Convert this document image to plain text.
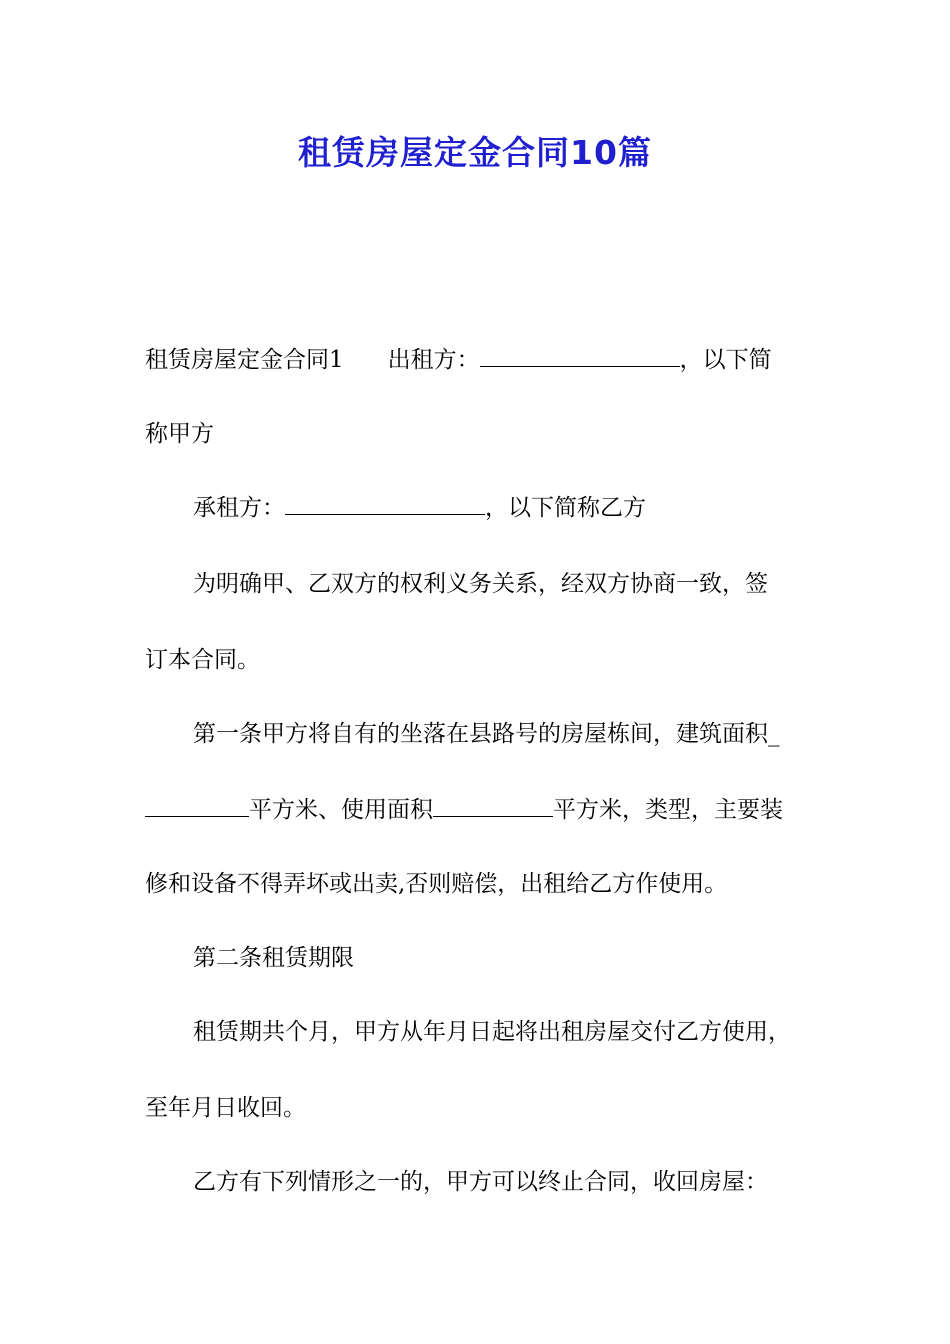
租赁房屋定金合同10篇
租赁房屋定金合同1 出租方：	，以下简
称甲方
承租方：	，以下简称乙方
为明确甲、乙双方的权利义务关系，经双方协商一致，签
订本合同。
第一条甲方将自有的坐落在县路号的房屋栋间，建筑面积_
平方米、使用面积	平方米，类型，主要装
修和设备不得弄坏或出卖,否则赔偿，出租给乙方作使用。
第二条租赁期限
租赁期共个月，甲方从年月日起将出租房屋交付乙方使用，
至年月日收回。
乙方有下列情形之一的，甲方可以终止合同，收回房屋：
----
> _WHAT IS ASKED_
Ignore the images and quote every line of the listing exactly.

> _PROBLEM SOLUTION_
Convert this document image to plain text.
租赁房屋定金合同10篇
租赁房屋定金合同1 出租方：	，以下简
称甲方
承租方：	，以下简称乙方
为明确甲、乙双方的权利义务关系，经双方协商一致，签
订本合同。
第一条甲方将自有的坐落在县路号的房屋栋间，建筑面积_
平方米、使用面积	平方米，类型，主要装
修和设备不得弄坏或出卖,否则赔偿，出租给乙方作使用。
第二条租赁期限
租赁期共个月，甲方从年月日起将出租房屋交付乙方使用，
至年月日收回。
乙方有下列情形之一的，甲方可以终止合同，收回房屋：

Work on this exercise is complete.